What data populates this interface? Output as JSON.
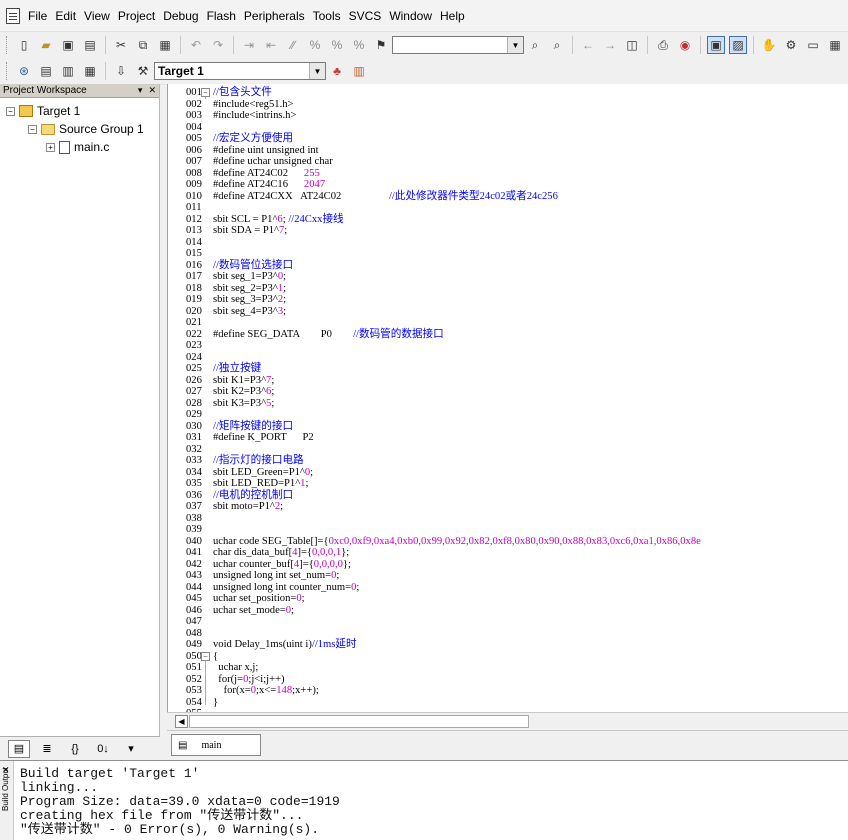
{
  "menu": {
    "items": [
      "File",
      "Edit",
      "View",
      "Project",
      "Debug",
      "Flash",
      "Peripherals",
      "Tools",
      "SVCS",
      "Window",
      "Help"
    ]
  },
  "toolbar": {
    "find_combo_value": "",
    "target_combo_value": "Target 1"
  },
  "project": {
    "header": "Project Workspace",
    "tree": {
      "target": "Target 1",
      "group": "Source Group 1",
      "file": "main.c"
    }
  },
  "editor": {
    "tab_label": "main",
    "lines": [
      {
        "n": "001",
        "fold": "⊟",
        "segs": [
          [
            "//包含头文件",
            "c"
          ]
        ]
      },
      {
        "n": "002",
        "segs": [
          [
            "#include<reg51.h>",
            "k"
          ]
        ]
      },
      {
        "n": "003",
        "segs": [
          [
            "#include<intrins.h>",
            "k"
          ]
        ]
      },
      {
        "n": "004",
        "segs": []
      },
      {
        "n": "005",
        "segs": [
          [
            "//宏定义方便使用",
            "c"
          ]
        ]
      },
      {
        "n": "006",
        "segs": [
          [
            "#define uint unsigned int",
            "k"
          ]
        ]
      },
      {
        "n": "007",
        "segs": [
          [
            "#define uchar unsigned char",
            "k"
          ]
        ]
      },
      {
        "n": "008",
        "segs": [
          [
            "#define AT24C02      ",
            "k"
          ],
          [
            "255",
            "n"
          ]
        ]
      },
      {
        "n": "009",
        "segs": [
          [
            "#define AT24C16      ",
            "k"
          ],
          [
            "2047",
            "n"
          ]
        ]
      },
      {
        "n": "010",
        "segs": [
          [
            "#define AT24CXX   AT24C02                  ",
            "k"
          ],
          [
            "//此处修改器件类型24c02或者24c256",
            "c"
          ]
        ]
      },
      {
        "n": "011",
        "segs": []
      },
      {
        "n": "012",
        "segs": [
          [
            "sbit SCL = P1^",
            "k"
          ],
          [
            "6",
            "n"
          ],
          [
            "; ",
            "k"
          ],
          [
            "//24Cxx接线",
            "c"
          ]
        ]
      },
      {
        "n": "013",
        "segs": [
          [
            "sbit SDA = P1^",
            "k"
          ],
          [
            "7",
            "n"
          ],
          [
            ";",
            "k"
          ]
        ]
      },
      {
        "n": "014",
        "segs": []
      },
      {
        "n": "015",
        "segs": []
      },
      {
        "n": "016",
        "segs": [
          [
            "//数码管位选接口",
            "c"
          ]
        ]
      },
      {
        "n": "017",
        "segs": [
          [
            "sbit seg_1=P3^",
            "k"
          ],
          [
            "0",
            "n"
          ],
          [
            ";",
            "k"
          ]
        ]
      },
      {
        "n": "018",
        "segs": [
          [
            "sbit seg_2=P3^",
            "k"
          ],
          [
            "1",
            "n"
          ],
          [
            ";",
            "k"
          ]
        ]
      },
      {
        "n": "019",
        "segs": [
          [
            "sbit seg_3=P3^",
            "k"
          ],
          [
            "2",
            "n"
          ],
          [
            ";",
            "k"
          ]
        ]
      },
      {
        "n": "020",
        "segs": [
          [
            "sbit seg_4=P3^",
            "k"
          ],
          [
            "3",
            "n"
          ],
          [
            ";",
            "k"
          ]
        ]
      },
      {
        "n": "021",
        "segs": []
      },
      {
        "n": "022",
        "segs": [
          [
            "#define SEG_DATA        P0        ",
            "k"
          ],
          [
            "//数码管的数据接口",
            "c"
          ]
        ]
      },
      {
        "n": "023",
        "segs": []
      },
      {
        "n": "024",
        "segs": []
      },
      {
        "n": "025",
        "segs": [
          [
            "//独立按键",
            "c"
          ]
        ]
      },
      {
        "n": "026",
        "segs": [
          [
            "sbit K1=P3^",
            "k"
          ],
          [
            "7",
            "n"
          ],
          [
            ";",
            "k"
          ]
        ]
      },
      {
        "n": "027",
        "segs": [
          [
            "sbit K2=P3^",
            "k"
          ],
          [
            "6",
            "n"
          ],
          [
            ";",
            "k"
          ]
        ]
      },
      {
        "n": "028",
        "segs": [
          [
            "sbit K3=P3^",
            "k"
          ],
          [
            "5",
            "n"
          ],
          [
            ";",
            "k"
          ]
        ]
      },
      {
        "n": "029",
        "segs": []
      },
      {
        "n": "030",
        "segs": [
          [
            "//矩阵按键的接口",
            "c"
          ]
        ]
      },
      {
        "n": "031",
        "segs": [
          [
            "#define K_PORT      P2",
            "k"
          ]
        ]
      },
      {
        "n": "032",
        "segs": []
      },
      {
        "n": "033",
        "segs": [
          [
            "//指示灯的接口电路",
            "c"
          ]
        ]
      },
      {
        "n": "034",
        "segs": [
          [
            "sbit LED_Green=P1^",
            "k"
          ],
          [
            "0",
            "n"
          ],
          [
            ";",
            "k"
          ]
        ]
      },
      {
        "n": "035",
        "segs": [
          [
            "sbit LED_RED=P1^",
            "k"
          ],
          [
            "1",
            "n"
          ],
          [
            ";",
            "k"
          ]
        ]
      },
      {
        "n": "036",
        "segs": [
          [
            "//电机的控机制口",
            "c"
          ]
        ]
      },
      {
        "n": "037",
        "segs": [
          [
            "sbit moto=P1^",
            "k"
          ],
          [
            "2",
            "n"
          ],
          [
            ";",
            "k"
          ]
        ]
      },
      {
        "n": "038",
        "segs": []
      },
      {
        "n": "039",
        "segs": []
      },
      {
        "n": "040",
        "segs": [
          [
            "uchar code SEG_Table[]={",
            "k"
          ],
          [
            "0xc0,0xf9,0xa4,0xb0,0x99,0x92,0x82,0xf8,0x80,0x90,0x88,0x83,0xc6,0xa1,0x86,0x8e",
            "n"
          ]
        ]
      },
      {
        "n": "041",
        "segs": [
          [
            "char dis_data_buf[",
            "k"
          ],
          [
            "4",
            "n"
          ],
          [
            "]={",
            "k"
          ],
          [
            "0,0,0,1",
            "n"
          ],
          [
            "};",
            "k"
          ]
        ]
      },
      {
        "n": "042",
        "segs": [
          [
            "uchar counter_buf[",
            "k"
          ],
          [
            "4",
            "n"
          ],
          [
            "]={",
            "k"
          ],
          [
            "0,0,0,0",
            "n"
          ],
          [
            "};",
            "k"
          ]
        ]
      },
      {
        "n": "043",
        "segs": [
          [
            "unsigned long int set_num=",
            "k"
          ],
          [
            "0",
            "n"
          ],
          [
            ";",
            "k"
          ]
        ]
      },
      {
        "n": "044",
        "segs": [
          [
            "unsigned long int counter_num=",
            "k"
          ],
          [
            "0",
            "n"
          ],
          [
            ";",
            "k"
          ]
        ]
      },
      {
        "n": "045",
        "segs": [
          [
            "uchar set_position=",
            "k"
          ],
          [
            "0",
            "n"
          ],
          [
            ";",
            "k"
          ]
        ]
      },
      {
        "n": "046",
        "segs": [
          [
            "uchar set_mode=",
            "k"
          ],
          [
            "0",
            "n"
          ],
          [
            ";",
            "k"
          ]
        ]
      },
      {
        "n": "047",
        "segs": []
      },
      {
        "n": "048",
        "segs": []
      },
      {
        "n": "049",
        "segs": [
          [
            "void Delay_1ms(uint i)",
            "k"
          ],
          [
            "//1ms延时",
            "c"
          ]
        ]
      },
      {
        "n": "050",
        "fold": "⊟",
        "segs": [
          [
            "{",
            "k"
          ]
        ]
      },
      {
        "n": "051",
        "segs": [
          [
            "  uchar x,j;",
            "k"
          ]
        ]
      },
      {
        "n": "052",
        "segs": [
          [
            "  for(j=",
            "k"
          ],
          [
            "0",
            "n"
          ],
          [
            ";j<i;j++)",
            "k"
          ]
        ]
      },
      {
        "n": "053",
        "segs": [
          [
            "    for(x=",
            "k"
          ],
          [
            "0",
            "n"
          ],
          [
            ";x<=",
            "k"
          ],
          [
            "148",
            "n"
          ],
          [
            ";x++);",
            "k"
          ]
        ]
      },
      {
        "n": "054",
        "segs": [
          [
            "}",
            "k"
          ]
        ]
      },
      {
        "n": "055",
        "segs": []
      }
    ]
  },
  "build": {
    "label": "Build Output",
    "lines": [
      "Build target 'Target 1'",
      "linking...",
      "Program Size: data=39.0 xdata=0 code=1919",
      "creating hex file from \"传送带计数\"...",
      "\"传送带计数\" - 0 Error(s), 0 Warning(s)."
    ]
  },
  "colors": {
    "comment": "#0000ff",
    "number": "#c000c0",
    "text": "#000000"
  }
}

Directive
Filter the entries above down to the lines containing the word "uchar".

Problem solution
            "#define uchar unsigned char",
            "uchar code SEG_Table[]={",
            "uchar counter_buf[",
            "uchar set_position=",
            "uchar set_mode=",
            "  uchar x,j;",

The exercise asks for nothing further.